## [Material]
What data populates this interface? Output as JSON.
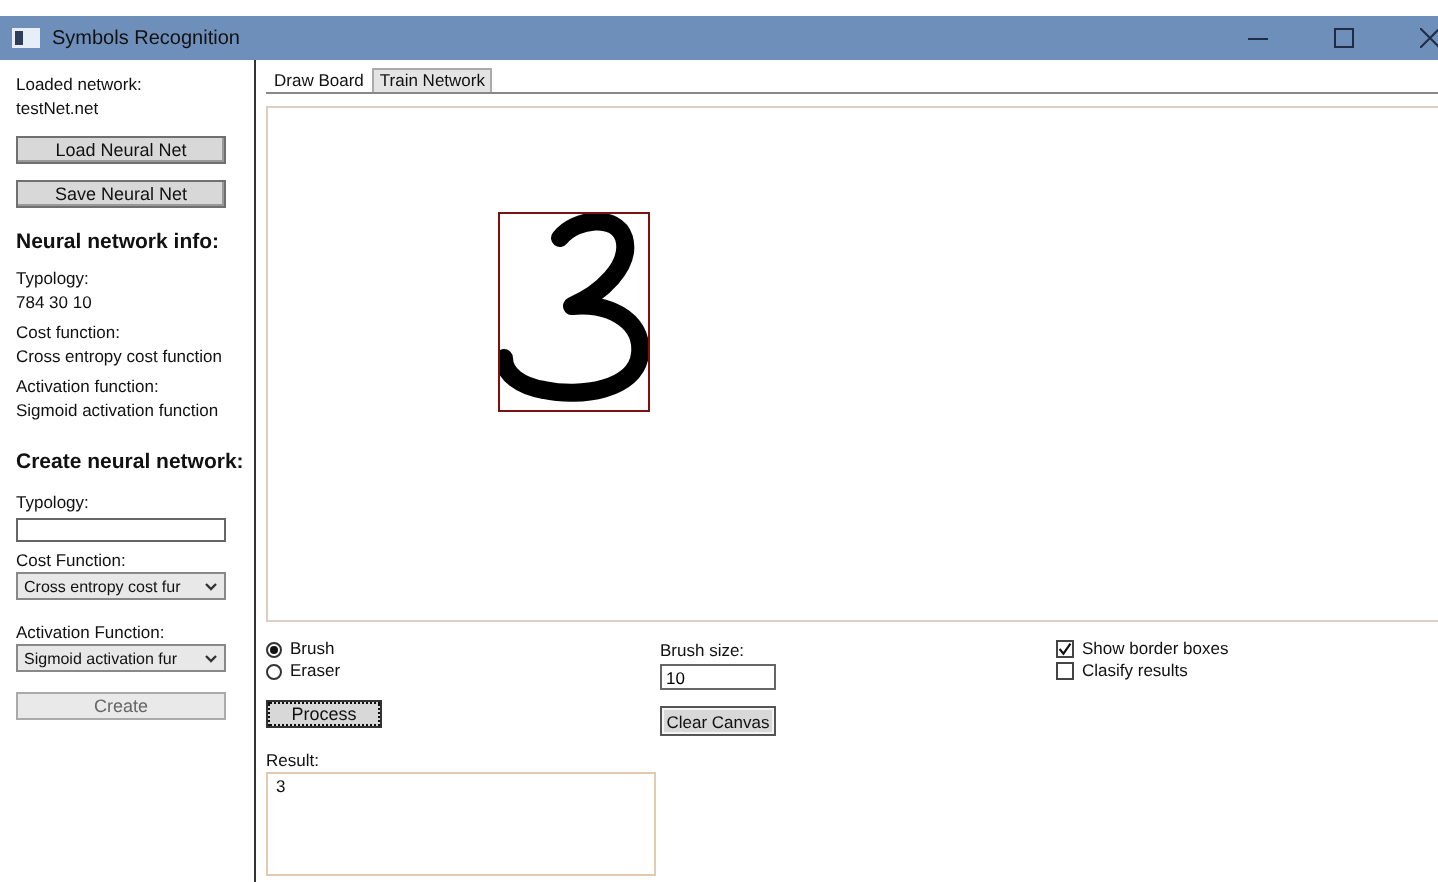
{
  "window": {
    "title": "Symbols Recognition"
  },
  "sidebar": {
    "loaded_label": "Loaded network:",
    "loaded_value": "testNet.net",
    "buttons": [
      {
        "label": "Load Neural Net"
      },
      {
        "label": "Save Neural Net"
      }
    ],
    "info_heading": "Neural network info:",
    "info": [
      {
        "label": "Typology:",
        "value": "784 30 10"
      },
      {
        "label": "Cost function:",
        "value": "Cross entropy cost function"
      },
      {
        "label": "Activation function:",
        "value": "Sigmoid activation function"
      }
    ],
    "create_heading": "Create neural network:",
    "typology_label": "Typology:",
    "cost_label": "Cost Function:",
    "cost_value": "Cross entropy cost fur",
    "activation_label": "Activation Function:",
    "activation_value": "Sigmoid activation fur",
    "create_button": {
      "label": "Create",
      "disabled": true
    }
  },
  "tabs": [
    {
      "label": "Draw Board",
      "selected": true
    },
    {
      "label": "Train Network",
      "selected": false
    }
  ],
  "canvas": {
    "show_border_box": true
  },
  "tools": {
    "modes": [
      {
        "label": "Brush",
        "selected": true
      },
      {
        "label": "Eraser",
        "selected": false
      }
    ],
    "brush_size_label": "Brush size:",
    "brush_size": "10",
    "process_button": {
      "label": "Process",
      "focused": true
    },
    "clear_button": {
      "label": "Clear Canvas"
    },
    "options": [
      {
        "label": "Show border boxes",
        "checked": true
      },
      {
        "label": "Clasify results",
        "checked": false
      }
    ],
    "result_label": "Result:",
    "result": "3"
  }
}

## [Problem details]
Pictures are excluded; repeat every record exactly.

## [Exercise solution]
What data populates this interface? Output as JSON.
{
  "window": {
    "title": "Symbols Recognition"
  },
  "sidebar": {
    "loaded_label": "Loaded network:",
    "loaded_value": "testNet.net",
    "buttons": [
      {
        "label": "Load Neural Net"
      },
      {
        "label": "Save Neural Net"
      }
    ],
    "info_heading": "Neural network info:",
    "info": [
      {
        "label": "Typology:",
        "value": "784 30 10"
      },
      {
        "label": "Cost function:",
        "value": "Cross entropy cost function"
      },
      {
        "label": "Activation function:",
        "value": "Sigmoid activation function"
      }
    ],
    "create_heading": "Create neural network:",
    "typology_label": "Typology:",
    "cost_label": "Cost Function:",
    "cost_value": "Cross entropy cost fur",
    "activation_label": "Activation Function:",
    "activation_value": "Sigmoid activation fur",
    "create_button": {
      "label": "Create",
      "disabled": true
    }
  },
  "tabs": [
    {
      "label": "Draw Board",
      "selected": true
    },
    {
      "label": "Train Network",
      "selected": false
    }
  ],
  "canvas": {
    "show_border_box": true
  },
  "tools": {
    "modes": [
      {
        "label": "Brush",
        "selected": true
      },
      {
        "label": "Eraser",
        "selected": false
      }
    ],
    "brush_size_label": "Brush size:",
    "brush_size": "10",
    "process_button": {
      "label": "Process",
      "focused": true
    },
    "clear_button": {
      "label": "Clear Canvas"
    },
    "options": [
      {
        "label": "Show border boxes",
        "checked": true
      },
      {
        "label": "Clasify results",
        "checked": false
      }
    ],
    "result_label": "Result:",
    "result": "3"
  }
}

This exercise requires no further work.